TASK REQUIREMENTS:
Give the material once more, word for word, without any images.
==== DATA FOR THE TASK ====
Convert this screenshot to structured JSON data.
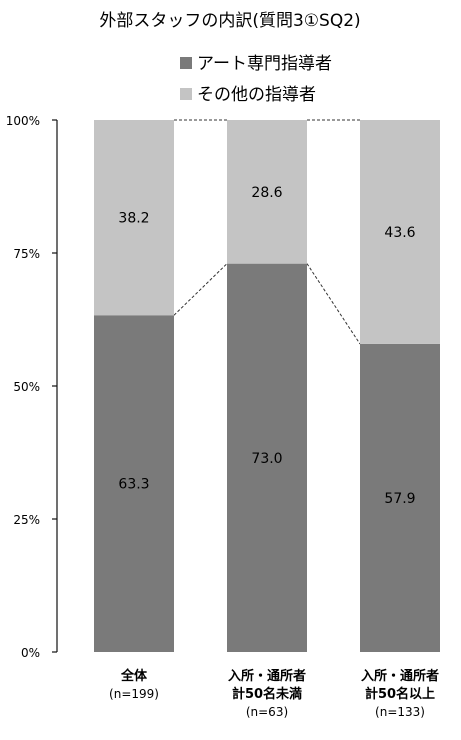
{
  "chart_data": {
    "type": "bar",
    "stacked": "percent",
    "title": "外部スタッフの内訳(質問3①SQ2)",
    "categories": [
      [
        "全体",
        "(n=199)"
      ],
      [
        "入所・通所者",
        "計50名未満",
        "(n=63)"
      ],
      [
        "入所・通所者",
        "計50名以上",
        "(n=133)"
      ]
    ],
    "series": [
      {
        "name": "アート専門指導者",
        "values": [
          63.3,
          73.0,
          57.9
        ],
        "labels": [
          "63.3",
          "73.0",
          "57.9"
        ],
        "color": "#7a7a7a"
      },
      {
        "name": "その他の指導者",
        "values": [
          38.2,
          28.6,
          43.6
        ],
        "labels": [
          "38.2",
          "28.6",
          "43.6"
        ],
        "color": "#c4c4c4"
      }
    ],
    "ylim": [
      0,
      100
    ],
    "yticks": [
      "0%",
      "25%",
      "50%",
      "75%",
      "100%"
    ],
    "legend_position": "top",
    "connector_lines": "dashed",
    "grid": false
  }
}
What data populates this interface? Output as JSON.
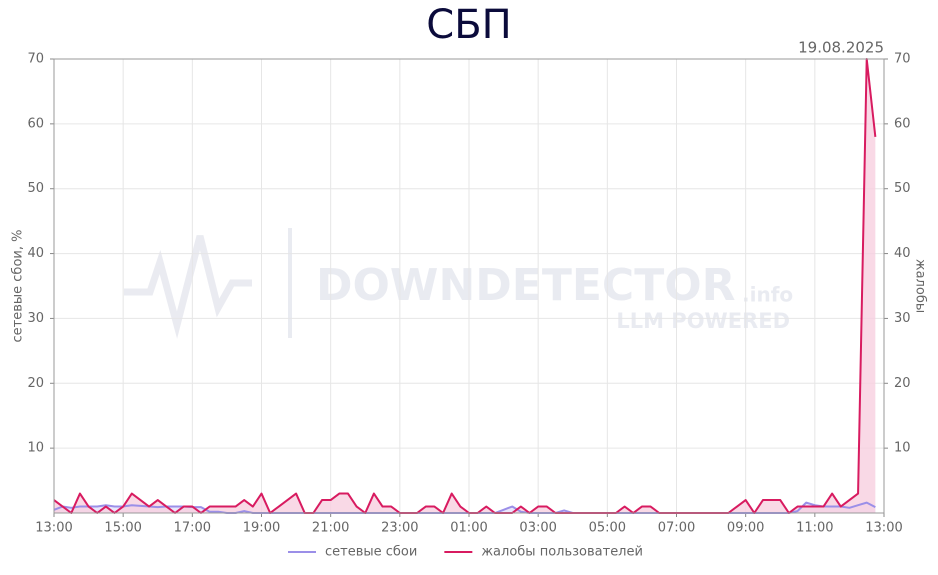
{
  "chart_data": {
    "type": "line",
    "title": "СБП",
    "annotation": "19.08.2025",
    "y_label": "сетевые сбои, %",
    "y2_label": "жалобы",
    "watermark": {
      "name": "DOWNDETECTOR",
      "suffix": ".info",
      "tagline": "LLM POWERED"
    },
    "categories": [
      "13:00",
      null,
      null,
      null,
      null,
      null,
      null,
      null,
      "15:00",
      null,
      null,
      null,
      null,
      null,
      null,
      null,
      "17:00",
      null,
      null,
      null,
      null,
      null,
      null,
      null,
      "19:00",
      null,
      null,
      null,
      null,
      null,
      null,
      null,
      "21:00",
      null,
      null,
      null,
      null,
      null,
      null,
      null,
      "23:00",
      null,
      null,
      null,
      null,
      null,
      null,
      null,
      "01:00",
      null,
      null,
      null,
      null,
      null,
      null,
      null,
      "03:00",
      null,
      null,
      null,
      null,
      null,
      null,
      null,
      "05:00",
      null,
      null,
      null,
      null,
      null,
      null,
      null,
      "07:00",
      null,
      null,
      null,
      null,
      null,
      null,
      null,
      "09:00",
      null,
      null,
      null,
      null,
      null,
      null,
      null,
      "11:00",
      null,
      null,
      null,
      null,
      null,
      null,
      null,
      "13:00"
    ],
    "series": [
      {
        "name": "сетевые сбои",
        "color": "#9b8fe8",
        "fill": "#e4e0fa",
        "values": [
          0.5,
          1,
          0.8,
          1,
          1,
          1,
          1.2,
          1,
          1,
          1.2,
          1.1,
          1,
          0.9,
          1,
          1,
          1,
          0.9,
          0.9,
          0.2,
          0.2,
          0,
          0,
          0.3,
          0,
          0,
          0,
          0,
          0,
          0,
          0,
          0,
          0,
          0,
          0,
          0,
          0,
          0,
          0,
          0,
          0,
          0,
          0,
          0,
          0,
          0,
          0,
          0,
          0,
          0,
          0,
          0,
          0,
          0.5,
          1,
          0.2,
          0,
          0,
          0,
          0,
          0.4,
          0,
          0,
          0,
          0,
          0,
          0,
          0,
          0,
          0,
          0,
          0,
          0,
          0,
          0,
          0,
          0,
          0,
          0,
          0,
          0,
          0,
          0,
          0,
          0,
          0,
          0,
          0.3,
          1.6,
          1.2,
          1,
          1,
          1,
          0.8,
          1.2,
          1.6,
          0.9,
          null
        ]
      },
      {
        "name": "жалобы пользователей",
        "color": "#d81b60",
        "fill": "#f8cfe0",
        "axis": "y2",
        "values": [
          2,
          1,
          0,
          3,
          1,
          0,
          1,
          0,
          1,
          3,
          2,
          1,
          2,
          1,
          0,
          1,
          1,
          0,
          1,
          1,
          1,
          1,
          2,
          1,
          3,
          0,
          1,
          2,
          3,
          0,
          0,
          2,
          2,
          3,
          3,
          1,
          0,
          3,
          1,
          1,
          0,
          0,
          0,
          1,
          1,
          0,
          3,
          1,
          0,
          0,
          1,
          0,
          0,
          0,
          1,
          0,
          1,
          1,
          0,
          0,
          0,
          0,
          0,
          0,
          0,
          0,
          1,
          0,
          1,
          1,
          0,
          0,
          0,
          0,
          0,
          0,
          0,
          0,
          0,
          1,
          2,
          0,
          2,
          2,
          2,
          0,
          1,
          1,
          1,
          1,
          3,
          1,
          2,
          3,
          70,
          58,
          null
        ]
      }
    ],
    "ylim": [
      0,
      70
    ],
    "yticks": [
      10,
      20,
      30,
      40,
      50,
      60,
      70
    ],
    "y2lim": [
      0,
      70
    ],
    "y2ticks": [
      10,
      20,
      30,
      40,
      50,
      60,
      70
    ],
    "grid": true,
    "legend": "bottom"
  }
}
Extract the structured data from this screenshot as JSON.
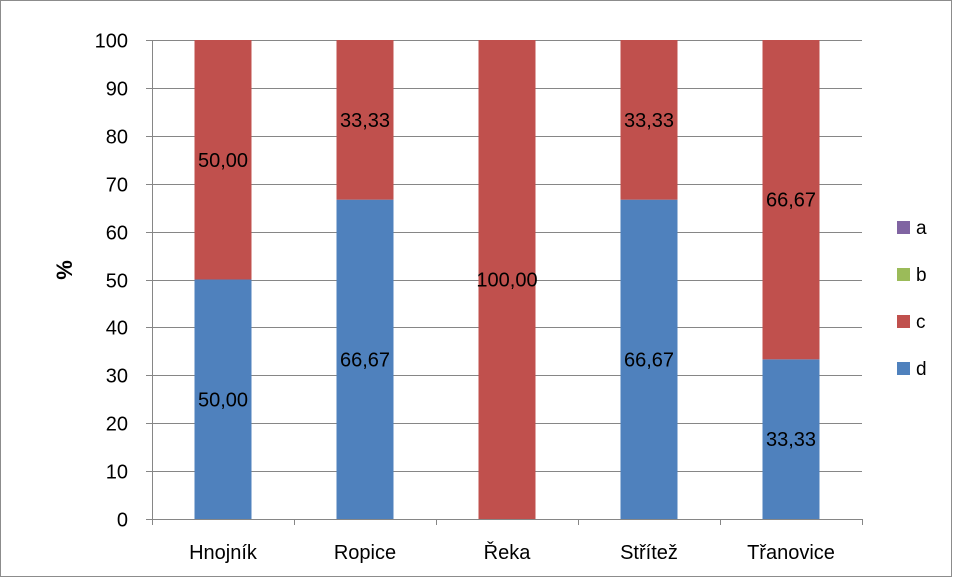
{
  "chart_data": {
    "type": "bar",
    "stacked": true,
    "categories": [
      "Hnojník",
      "Ropice",
      "Řeka",
      "Střítež",
      "Třanovice"
    ],
    "series": [
      {
        "name": "a",
        "color": "#8064A2",
        "values": [
          0,
          0,
          0,
          0,
          0
        ],
        "labels": [
          "",
          "",
          "",
          "",
          ""
        ]
      },
      {
        "name": "b",
        "color": "#9BBB59",
        "values": [
          0,
          0,
          0,
          0,
          0
        ],
        "labels": [
          "",
          "",
          "",
          "",
          ""
        ]
      },
      {
        "name": "c",
        "color": "#C0504D",
        "values": [
          50.0,
          33.33,
          100.0,
          33.33,
          66.67
        ],
        "labels": [
          "50,00",
          "33,33",
          "100,00",
          "33,33",
          "66,67"
        ]
      },
      {
        "name": "d",
        "color": "#4F81BD",
        "values": [
          50.0,
          66.67,
          0,
          66.67,
          33.33
        ],
        "labels": [
          "50,00",
          "66,67",
          "",
          "66,67",
          "33,33"
        ]
      }
    ],
    "stack_order_bottom_to_top": [
      "d",
      "c",
      "b",
      "a"
    ],
    "legend_order": [
      "a",
      "b",
      "c",
      "d"
    ],
    "ylabel": "%",
    "xlabel": "",
    "ylim": [
      0,
      100
    ],
    "yticks": [
      "0",
      "10",
      "20",
      "30",
      "40",
      "50",
      "60",
      "70",
      "80",
      "90",
      "100"
    ],
    "grid": true,
    "legend_position": "right"
  }
}
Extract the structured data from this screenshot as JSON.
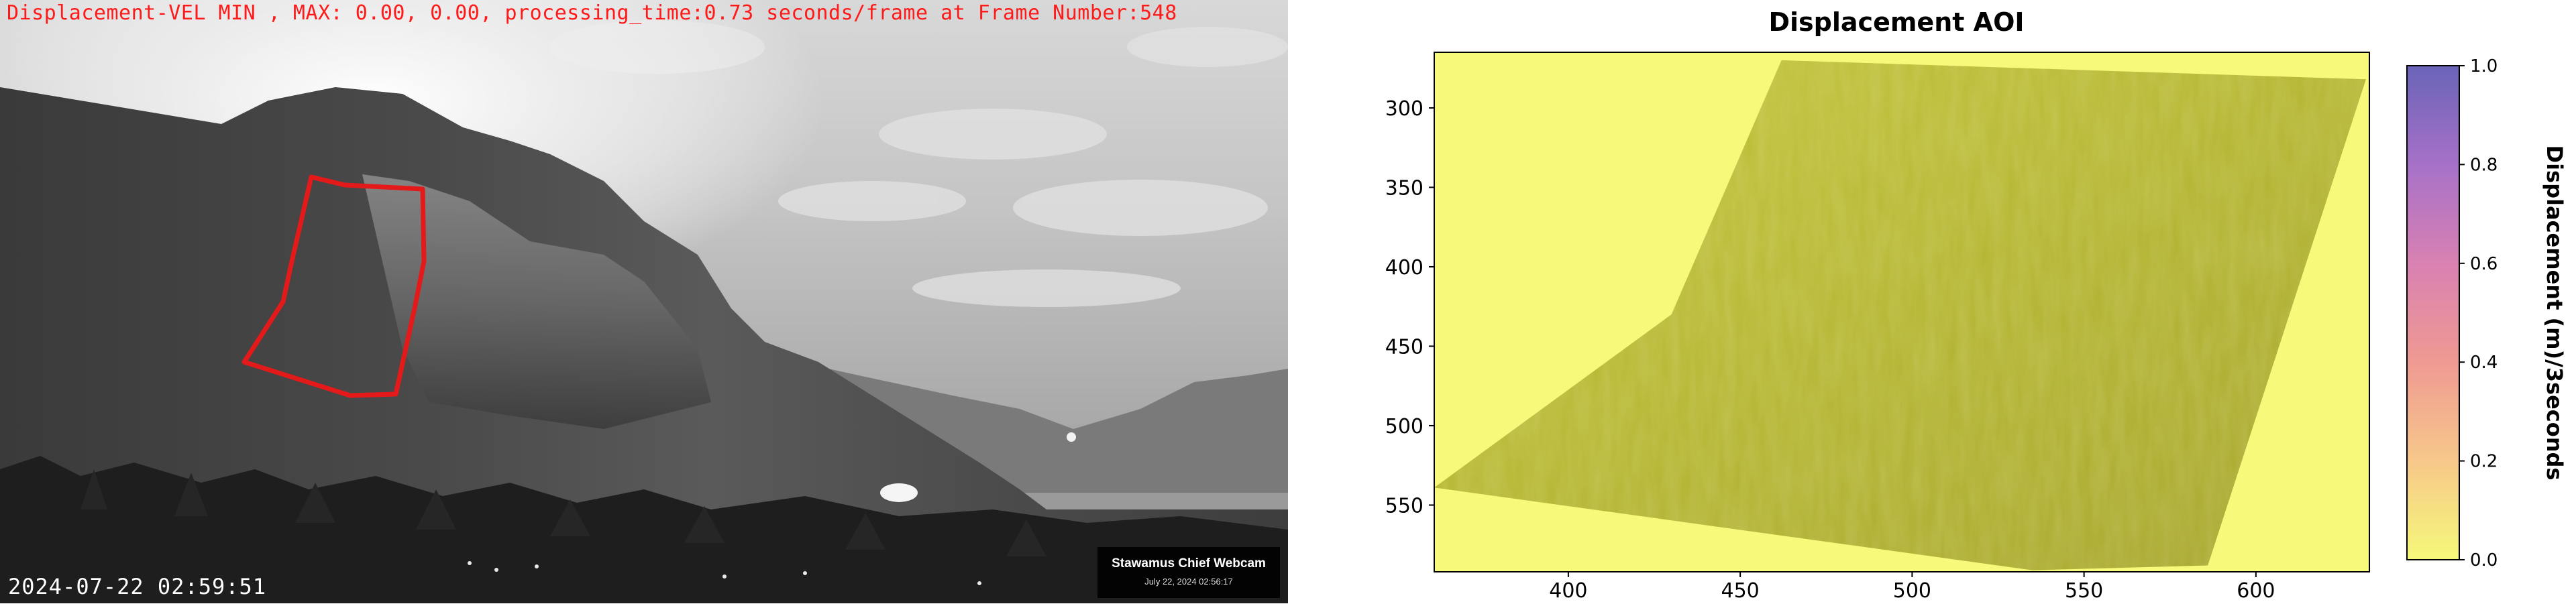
====
THE RESPONSE:
Convert this screenshot to structured JSON data.
{
  "chart_data": {
    "type": "bar",
    "stacked": "percent",
    "title": "外部スタッフの内訳(質問3①SQ2)",
    "categories": [
      [
        "全体",
        "(n=199)"
      ],
      [
        "入所・通所者",
        "計50名未満",
        "(n=63)"
      ],
      [
        "入所・通所者",
        "計50名以上",
        "(n=133)"
      ]
    ],
    "series": [
      {
        "name": "アート専門指導者",
        "values": [
          63.3,
          73.0,
          57.9
        ],
        "labels": [
          "63.3",
          "73.0",
          "57.9"
        ],
        "color": "#7a7a7a"
      },
      {
        "name": "その他の指導者",
        "values": [
          38.2,
          28.6,
          43.6
        ],
        "labels": [
          "38.2",
          "28.6",
          "43.6"
        ],
        "color": "#c4c4c4"
      }
    ],
    "ylim": [
      0,
      100
    ],
    "yticks": [
      "0%",
      "25%",
      "50%",
      "75%",
      "100%"
    ],
    "legend_position": "top",
    "connector_lines": "dashed",
    "grid": false
  }
}
What data populates this interface? Output as JSON.
{
  "chart_data": {
    "type": "line",
    "title": "СБП",
    "annotation": "19.08.2025",
    "y_label": "сетевые сбои, %",
    "y2_label": "жалобы",
    "watermark": {
      "name": "DOWNDETECTOR",
      "suffix": ".info",
      "tagline": "LLM POWERED"
    },
    "categories": [
      "13:00",
      null,
      null,
      null,
      null,
      null,
      null,
      null,
      "15:00",
      null,
      null,
      null,
      null,
      null,
      null,
      null,
      "17:00",
      null,
      null,
      null,
      null,
      null,
      null,
      null,
      "19:00",
      null,
      null,
      null,
      null,
      null,
      null,
      null,
      "21:00",
      null,
      null,
      null,
      null,
      null,
      null,
      null,
      "23:00",
      null,
      null,
      null,
      null,
      null,
      null,
      null,
      "01:00",
      null,
      null,
      null,
      null,
      null,
      null,
      null,
      "03:00",
      null,
      null,
      null,
      null,
      null,
      null,
      null,
      "05:00",
      null,
      null,
      null,
      null,
      null,
      null,
      null,
      "07:00",
      null,
      null,
      null,
      null,
      null,
      null,
      null,
      "09:00",
      null,
      null,
      null,
      null,
      null,
      null,
      null,
      "11:00",
      null,
      null,
      null,
      null,
      null,
      null,
      null,
      "13:00"
    ],
    "series": [
      {
        "name": "сетевые сбои",
        "color": "#9b8fe8",
        "fill": "#e4e0fa",
        "values": [
          0.5,
          1,
          0.8,
          1,
          1,
          1,
          1.2,
          1,
          1,
          1.2,
          1.1,
          1,
          0.9,
          1,
          1,
          1,
          0.9,
          0.9,
          0.2,
          0.2,
          0,
          0,
          0.3,
          0,
          0,
          0,
          0,
          0,
          0,
          0,
          0,
          0,
          0,
          0,
          0,
          0,
          0,
          0,
          0,
          0,
          0,
          0,
          0,
          0,
          0,
          0,
          0,
          0,
          0,
          0,
          0,
          0,
          0.5,
          1,
          0.2,
          0,
          0,
          0,
          0,
          0.4,
          0,
          0,
          0,
          0,
          0,
          0,
          0,
          0,
          0,
          0,
          0,
          0,
          0,
          0,
          0,
          0,
          0,
          0,
          0,
          0,
          0,
          0,
          0,
          0,
          0,
          0,
          0.3,
          1.6,
          1.2,
          1,
          1,
          1,
          0.8,
          1.2,
          1.6,
          0.9,
          null
        ]
      },
      {
        "name": "жалобы пользователей",
        "color": "#d81b60",
        "fill": "#f8cfe0",
        "axis": "y2",
        "values": [
          2,
          1,
          0,
          3,
          1,
          0,
          1,
          0,
          1,
          3,
          2,
          1,
          2,
          1,
          0,
          1,
          1,
          0,
          1,
          1,
          1,
          1,
          2,
          1,
          3,
          0,
          1,
          2,
          3,
          0,
          0,
          2,
          2,
          3,
          3,
          1,
          0,
          3,
          1,
          1,
          0,
          0,
          0,
          1,
          1,
          0,
          3,
          1,
          0,
          0,
          1,
          0,
          0,
          0,
          1,
          0,
          1,
          1,
          0,
          0,
          0,
          0,
          0,
          0,
          0,
          0,
          1,
          0,
          1,
          1,
          0,
          0,
          0,
          0,
          0,
          0,
          0,
          0,
          0,
          1,
          2,
          0,
          2,
          2,
          2,
          0,
          1,
          1,
          1,
          1,
          3,
          1,
          2,
          3,
          70,
          58,
          null
        ]
      }
    ],
    "ylim": [
      0,
      70
    ],
    "yticks": [
      10,
      20,
      30,
      40,
      50,
      60,
      70
    ],
    "y2lim": [
      0,
      70
    ],
    "y2ticks": [
      10,
      20,
      30,
      40,
      50,
      60,
      70
    ],
    "grid": true,
    "legend": "bottom"
  }
}
Extract the structured data from this screenshot as JSON.
{
  "chart_data": {
    "type": "bar",
    "stacked": true,
    "categories": [
      "Hnojník",
      "Ropice",
      "Řeka",
      "Střítež",
      "Třanovice"
    ],
    "series": [
      {
        "name": "a",
        "color": "#8064A2",
        "values": [
          0,
          0,
          0,
          0,
          0
        ],
        "labels": [
          "",
          "",
          "",
          "",
          ""
        ]
      },
      {
        "name": "b",
        "color": "#9BBB59",
        "values": [
          0,
          0,
          0,
          0,
          0
        ],
        "labels": [
          "",
          "",
          "",
          "",
          ""
        ]
      },
      {
        "name": "c",
        "color": "#C0504D",
        "values": [
          50.0,
          33.33,
          100.0,
          33.33,
          66.67
        ],
        "labels": [
          "50,00",
          "33,33",
          "100,00",
          "33,33",
          "66,67"
        ]
      },
      {
        "name": "d",
        "color": "#4F81BD",
        "values": [
          50.0,
          66.67,
          0,
          66.67,
          33.33
        ],
        "labels": [
          "50,00",
          "66,67",
          "",
          "66,67",
          "33,33"
        ]
      }
    ],
    "stack_order_bottom_to_top": [
      "d",
      "c",
      "b",
      "a"
    ],
    "legend_order": [
      "a",
      "b",
      "c",
      "d"
    ],
    "ylabel": "%",
    "xlabel": "",
    "ylim": [
      0,
      100
    ],
    "yticks": [
      "0",
      "10",
      "20",
      "30",
      "40",
      "50",
      "60",
      "70",
      "80",
      "90",
      "100"
    ],
    "grid": true,
    "legend_position": "right"
  }
}
Extract the structured data from this screenshot as JSON.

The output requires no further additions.